Your objective: Give back the full material, exactly as it reads.

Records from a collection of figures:
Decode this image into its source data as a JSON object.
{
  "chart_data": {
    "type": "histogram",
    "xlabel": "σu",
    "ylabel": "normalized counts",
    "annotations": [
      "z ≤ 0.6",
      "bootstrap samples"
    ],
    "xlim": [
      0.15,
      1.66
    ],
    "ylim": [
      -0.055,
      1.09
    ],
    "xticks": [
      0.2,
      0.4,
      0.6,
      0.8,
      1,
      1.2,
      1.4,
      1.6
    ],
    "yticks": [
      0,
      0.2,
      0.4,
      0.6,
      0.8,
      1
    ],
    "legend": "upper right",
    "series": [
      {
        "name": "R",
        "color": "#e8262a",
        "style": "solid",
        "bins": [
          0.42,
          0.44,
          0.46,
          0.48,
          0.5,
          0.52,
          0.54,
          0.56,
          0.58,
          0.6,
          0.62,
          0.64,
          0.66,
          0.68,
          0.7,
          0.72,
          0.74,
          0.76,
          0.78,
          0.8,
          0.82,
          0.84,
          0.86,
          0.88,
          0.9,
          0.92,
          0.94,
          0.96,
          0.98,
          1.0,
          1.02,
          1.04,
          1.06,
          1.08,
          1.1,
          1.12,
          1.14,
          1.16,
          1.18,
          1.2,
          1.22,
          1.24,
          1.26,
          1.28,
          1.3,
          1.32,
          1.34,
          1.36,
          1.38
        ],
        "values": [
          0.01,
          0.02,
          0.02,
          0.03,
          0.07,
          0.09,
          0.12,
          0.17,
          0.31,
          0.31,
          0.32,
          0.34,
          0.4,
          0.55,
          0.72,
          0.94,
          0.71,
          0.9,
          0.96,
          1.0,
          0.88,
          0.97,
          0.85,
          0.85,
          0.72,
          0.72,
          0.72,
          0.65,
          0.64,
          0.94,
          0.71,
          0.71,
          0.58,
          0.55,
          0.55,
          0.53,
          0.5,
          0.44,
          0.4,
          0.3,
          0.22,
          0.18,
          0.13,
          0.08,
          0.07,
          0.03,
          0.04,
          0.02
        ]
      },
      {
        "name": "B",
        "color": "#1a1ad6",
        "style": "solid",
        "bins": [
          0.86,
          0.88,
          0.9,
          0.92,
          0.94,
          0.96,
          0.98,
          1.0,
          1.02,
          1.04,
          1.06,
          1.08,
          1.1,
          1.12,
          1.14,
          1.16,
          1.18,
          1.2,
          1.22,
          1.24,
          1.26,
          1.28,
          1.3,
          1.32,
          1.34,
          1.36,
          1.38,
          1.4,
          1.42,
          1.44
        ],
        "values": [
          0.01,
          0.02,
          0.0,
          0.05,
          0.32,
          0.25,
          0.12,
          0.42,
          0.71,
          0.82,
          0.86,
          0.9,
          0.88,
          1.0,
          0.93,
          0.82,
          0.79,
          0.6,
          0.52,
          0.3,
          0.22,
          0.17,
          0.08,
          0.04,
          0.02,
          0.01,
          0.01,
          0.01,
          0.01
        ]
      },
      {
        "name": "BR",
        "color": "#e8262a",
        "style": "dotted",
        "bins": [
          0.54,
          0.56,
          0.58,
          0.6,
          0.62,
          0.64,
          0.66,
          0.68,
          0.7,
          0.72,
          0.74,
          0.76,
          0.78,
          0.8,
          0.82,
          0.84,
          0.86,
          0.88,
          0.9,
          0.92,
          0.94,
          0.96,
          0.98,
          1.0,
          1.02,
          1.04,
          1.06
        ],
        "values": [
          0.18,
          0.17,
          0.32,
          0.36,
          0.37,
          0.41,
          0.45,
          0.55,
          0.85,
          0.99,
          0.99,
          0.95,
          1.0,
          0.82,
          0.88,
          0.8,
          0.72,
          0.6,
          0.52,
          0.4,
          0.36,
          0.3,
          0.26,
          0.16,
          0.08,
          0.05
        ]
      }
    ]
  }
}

The result:
Decode this image into its source data as a JSON object.
{
  "chart_data": {
    "type": "histogram",
    "xlabel": "σu",
    "ylabel": "normalized counts",
    "annotations": [
      "z ≤ 0.6",
      "bootstrap samples"
    ],
    "xlim": [
      0.15,
      1.66
    ],
    "ylim": [
      -0.055,
      1.09
    ],
    "xticks": [
      0.2,
      0.4,
      0.6,
      0.8,
      1,
      1.2,
      1.4,
      1.6
    ],
    "yticks": [
      0,
      0.2,
      0.4,
      0.6,
      0.8,
      1
    ],
    "legend": "upper right",
    "series": [
      {
        "name": "R",
        "color": "#e8262a",
        "style": "solid",
        "bins": [
          0.42,
          0.44,
          0.46,
          0.48,
          0.5,
          0.52,
          0.54,
          0.56,
          0.58,
          0.6,
          0.62,
          0.64,
          0.66,
          0.68,
          0.7,
          0.72,
          0.74,
          0.76,
          0.78,
          0.8,
          0.82,
          0.84,
          0.86,
          0.88,
          0.9,
          0.92,
          0.94,
          0.96,
          0.98,
          1.0,
          1.02,
          1.04,
          1.06,
          1.08,
          1.1,
          1.12,
          1.14,
          1.16,
          1.18,
          1.2,
          1.22,
          1.24,
          1.26,
          1.28,
          1.3,
          1.32,
          1.34,
          1.36,
          1.38
        ],
        "values": [
          0.01,
          0.02,
          0.02,
          0.03,
          0.07,
          0.09,
          0.12,
          0.17,
          0.31,
          0.31,
          0.32,
          0.34,
          0.4,
          0.55,
          0.72,
          0.94,
          0.71,
          0.9,
          0.96,
          1.0,
          0.88,
          0.97,
          0.85,
          0.85,
          0.72,
          0.72,
          0.72,
          0.65,
          0.64,
          0.94,
          0.71,
          0.71,
          0.58,
          0.55,
          0.55,
          0.53,
          0.5,
          0.44,
          0.4,
          0.3,
          0.22,
          0.18,
          0.13,
          0.08,
          0.07,
          0.03,
          0.04,
          0.02
        ]
      },
      {
        "name": "B",
        "color": "#1a1ad6",
        "style": "solid",
        "bins": [
          0.86,
          0.88,
          0.9,
          0.92,
          0.94,
          0.96,
          0.98,
          1.0,
          1.02,
          1.04,
          1.06,
          1.08,
          1.1,
          1.12,
          1.14,
          1.16,
          1.18,
          1.2,
          1.22,
          1.24,
          1.26,
          1.28,
          1.3,
          1.32,
          1.34,
          1.36,
          1.38,
          1.4,
          1.42,
          1.44
        ],
        "values": [
          0.01,
          0.02,
          0.0,
          0.05,
          0.32,
          0.25,
          0.12,
          0.42,
          0.71,
          0.82,
          0.86,
          0.9,
          0.88,
          1.0,
          0.93,
          0.82,
          0.79,
          0.6,
          0.52,
          0.3,
          0.22,
          0.17,
          0.08,
          0.04,
          0.02,
          0.01,
          0.01,
          0.01,
          0.01
        ]
      },
      {
        "name": "BR",
        "color": "#e8262a",
        "style": "dotted",
        "bins": [
          0.54,
          0.56,
          0.58,
          0.6,
          0.62,
          0.64,
          0.66,
          0.68,
          0.7,
          0.72,
          0.74,
          0.76,
          0.78,
          0.8,
          0.82,
          0.84,
          0.86,
          0.88,
          0.9,
          0.92,
          0.94,
          0.96,
          0.98,
          1.0,
          1.02,
          1.04,
          1.06
        ],
        "values": [
          0.18,
          0.17,
          0.32,
          0.36,
          0.37,
          0.41,
          0.45,
          0.55,
          0.85,
          0.99,
          0.99,
          0.95,
          1.0,
          0.82,
          0.88,
          0.8,
          0.72,
          0.6,
          0.52,
          0.4,
          0.36,
          0.3,
          0.26,
          0.16,
          0.08,
          0.05
        ]
      }
    ]
  }
}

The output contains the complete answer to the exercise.